DATA EXCERPTS |
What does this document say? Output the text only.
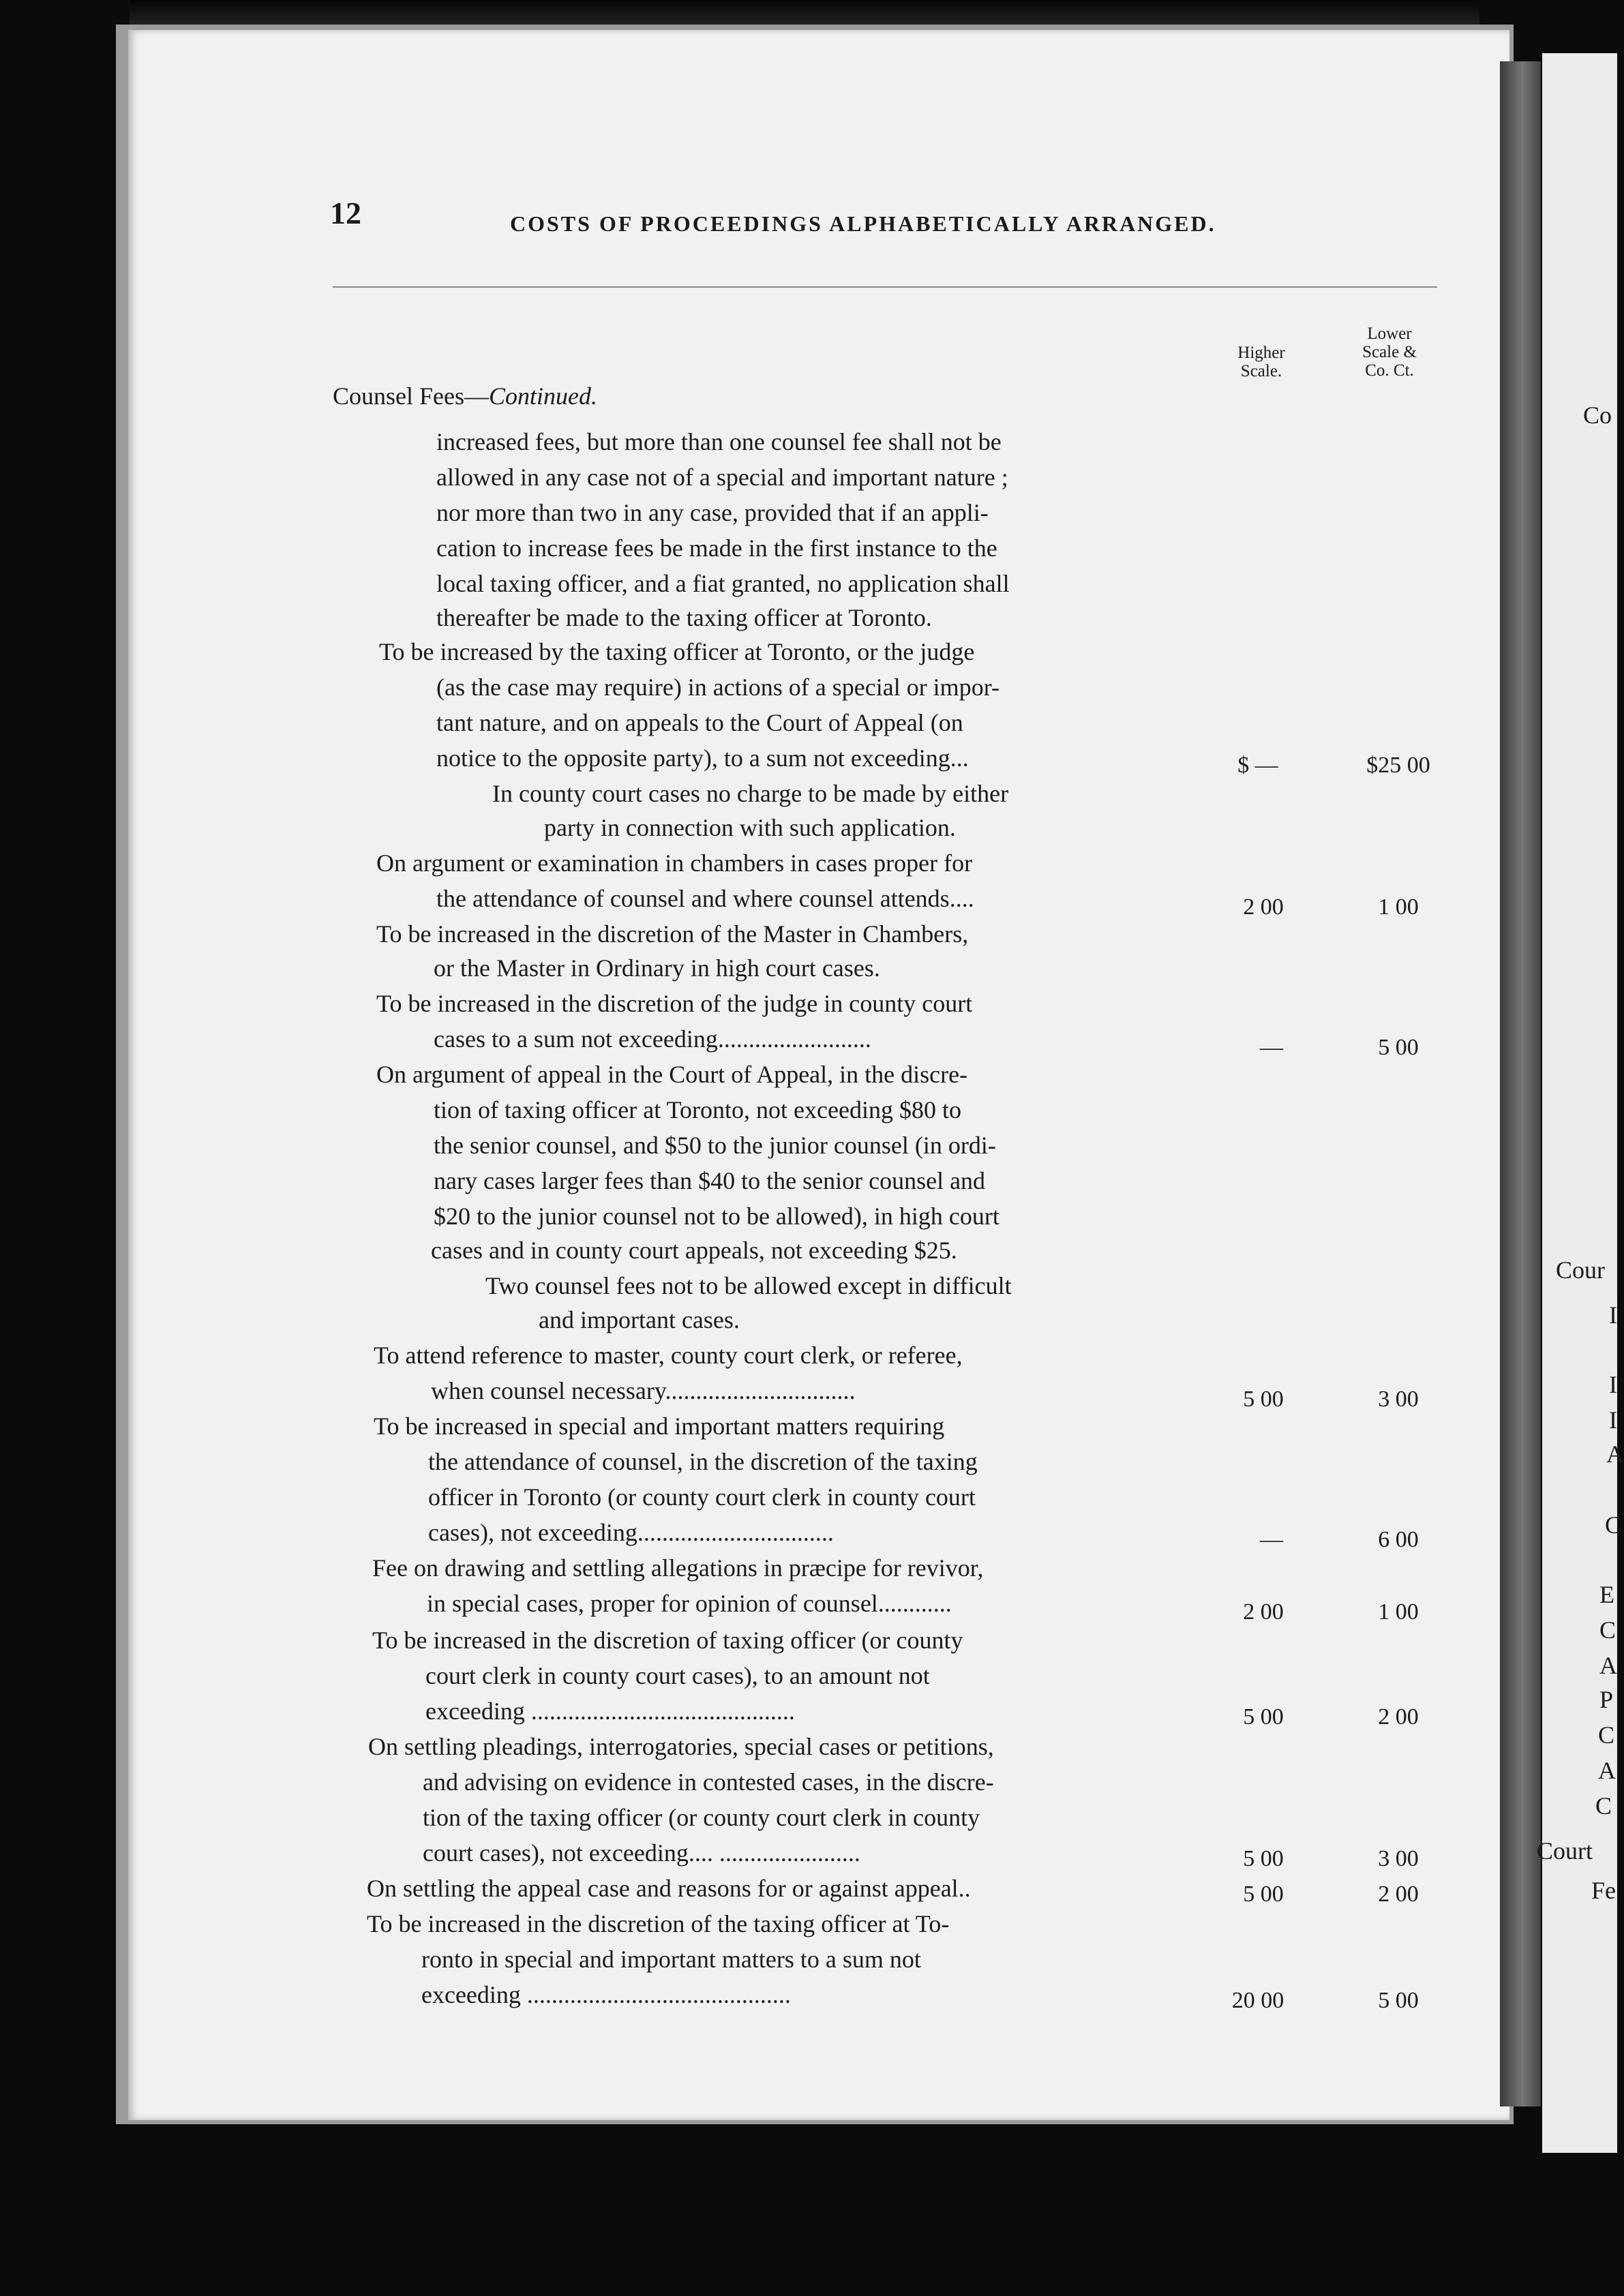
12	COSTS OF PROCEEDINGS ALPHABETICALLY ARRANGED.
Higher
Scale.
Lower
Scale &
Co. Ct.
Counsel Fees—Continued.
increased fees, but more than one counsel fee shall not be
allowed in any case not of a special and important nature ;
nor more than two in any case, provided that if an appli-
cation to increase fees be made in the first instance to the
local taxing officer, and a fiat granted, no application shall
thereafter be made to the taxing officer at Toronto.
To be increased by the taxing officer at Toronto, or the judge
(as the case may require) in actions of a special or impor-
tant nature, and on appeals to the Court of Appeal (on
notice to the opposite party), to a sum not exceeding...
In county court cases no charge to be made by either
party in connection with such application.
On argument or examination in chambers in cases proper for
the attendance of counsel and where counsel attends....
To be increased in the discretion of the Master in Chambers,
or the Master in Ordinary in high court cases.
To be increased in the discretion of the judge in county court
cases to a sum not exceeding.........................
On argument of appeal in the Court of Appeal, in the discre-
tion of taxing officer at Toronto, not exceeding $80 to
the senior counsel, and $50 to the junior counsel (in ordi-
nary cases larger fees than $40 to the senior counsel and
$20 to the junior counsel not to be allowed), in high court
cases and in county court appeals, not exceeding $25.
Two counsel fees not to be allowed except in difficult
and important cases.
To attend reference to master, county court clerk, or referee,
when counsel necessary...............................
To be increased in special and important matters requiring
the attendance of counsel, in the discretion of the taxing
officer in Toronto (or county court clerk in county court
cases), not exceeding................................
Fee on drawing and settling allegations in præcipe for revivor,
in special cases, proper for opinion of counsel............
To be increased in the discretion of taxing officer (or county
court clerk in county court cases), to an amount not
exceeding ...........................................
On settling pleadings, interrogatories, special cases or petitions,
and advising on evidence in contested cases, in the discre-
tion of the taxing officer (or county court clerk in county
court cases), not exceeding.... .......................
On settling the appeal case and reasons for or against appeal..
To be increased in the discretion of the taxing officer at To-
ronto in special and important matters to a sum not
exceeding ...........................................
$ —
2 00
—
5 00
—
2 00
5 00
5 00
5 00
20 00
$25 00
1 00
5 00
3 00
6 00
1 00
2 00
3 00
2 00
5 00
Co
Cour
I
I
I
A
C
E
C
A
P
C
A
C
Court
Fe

...

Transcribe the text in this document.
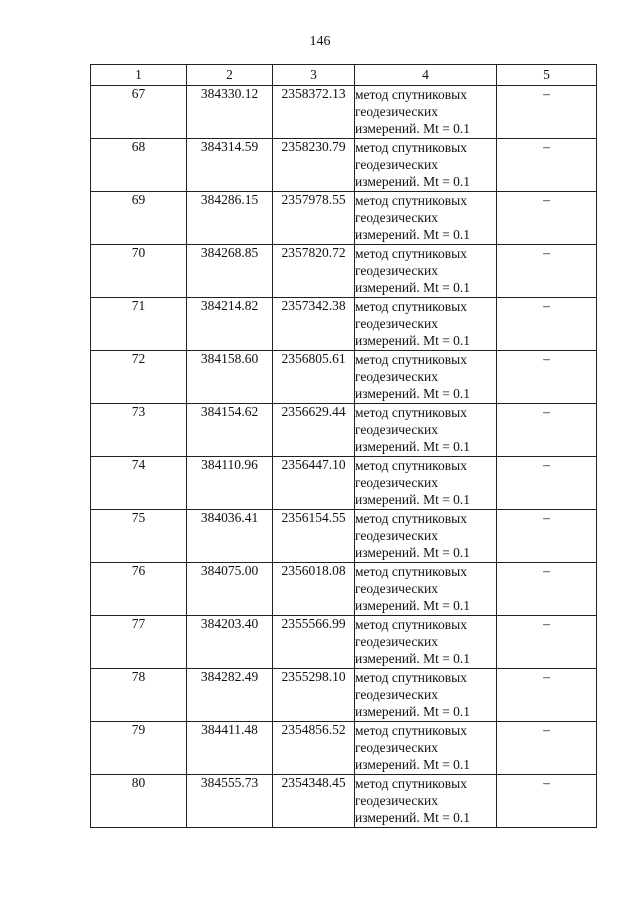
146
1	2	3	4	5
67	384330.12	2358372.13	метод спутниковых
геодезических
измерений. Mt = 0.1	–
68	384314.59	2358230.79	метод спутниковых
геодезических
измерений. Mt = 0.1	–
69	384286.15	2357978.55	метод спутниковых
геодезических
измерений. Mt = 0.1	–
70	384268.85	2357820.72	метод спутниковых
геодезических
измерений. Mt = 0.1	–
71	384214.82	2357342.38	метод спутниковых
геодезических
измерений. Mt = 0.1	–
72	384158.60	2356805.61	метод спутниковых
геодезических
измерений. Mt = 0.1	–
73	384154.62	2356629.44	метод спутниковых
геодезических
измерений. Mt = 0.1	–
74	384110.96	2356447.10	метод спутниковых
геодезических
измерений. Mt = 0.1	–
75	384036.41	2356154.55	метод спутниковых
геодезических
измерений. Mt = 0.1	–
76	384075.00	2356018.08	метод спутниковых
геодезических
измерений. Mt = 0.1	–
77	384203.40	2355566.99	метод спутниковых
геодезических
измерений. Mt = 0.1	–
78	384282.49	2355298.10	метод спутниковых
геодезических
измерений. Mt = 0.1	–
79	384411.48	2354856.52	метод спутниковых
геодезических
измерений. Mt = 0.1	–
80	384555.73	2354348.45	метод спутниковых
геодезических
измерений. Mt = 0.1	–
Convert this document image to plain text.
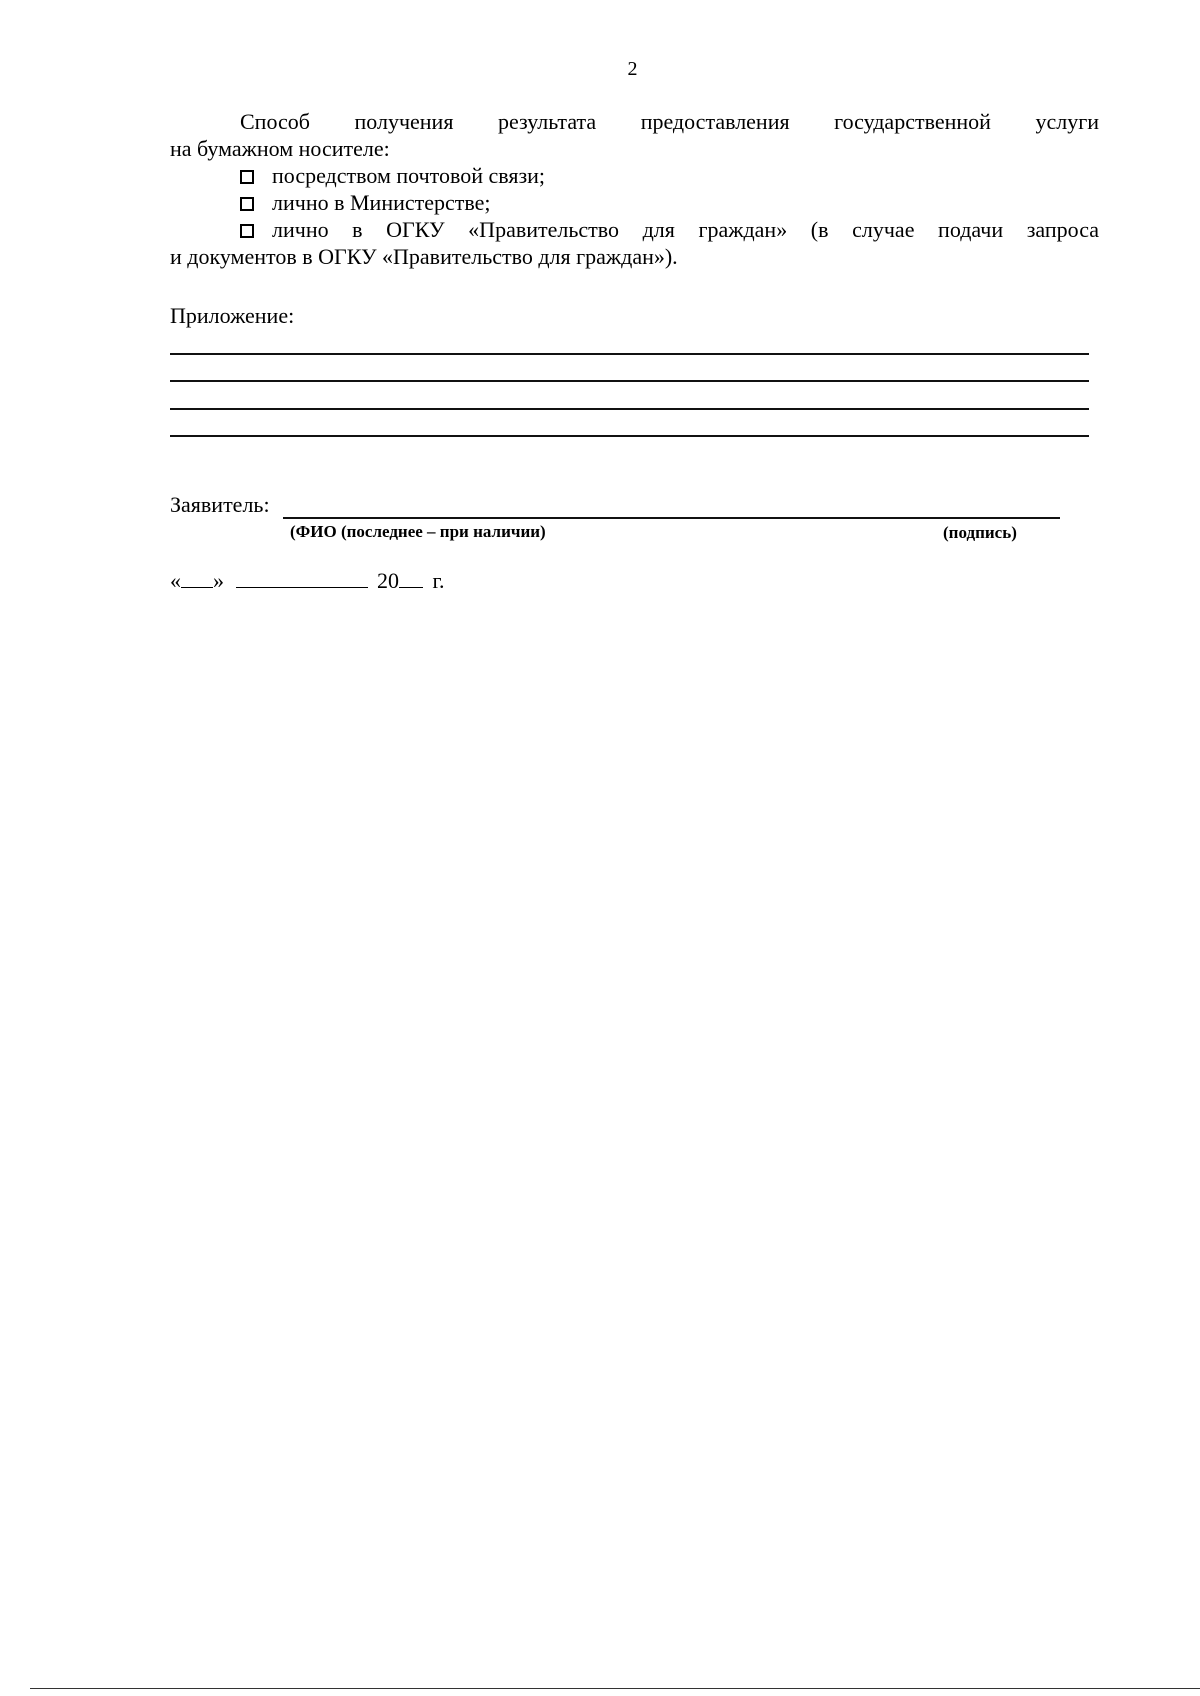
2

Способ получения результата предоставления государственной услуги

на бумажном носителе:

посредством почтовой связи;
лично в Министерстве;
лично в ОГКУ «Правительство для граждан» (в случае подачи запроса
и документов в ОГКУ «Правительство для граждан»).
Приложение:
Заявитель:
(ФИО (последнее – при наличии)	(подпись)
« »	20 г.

EXERCISE AIM |
Looking at the material above, count the lines that hold "made" and give the total alone.

OUTPUT FOR THIS EXERCISE |
3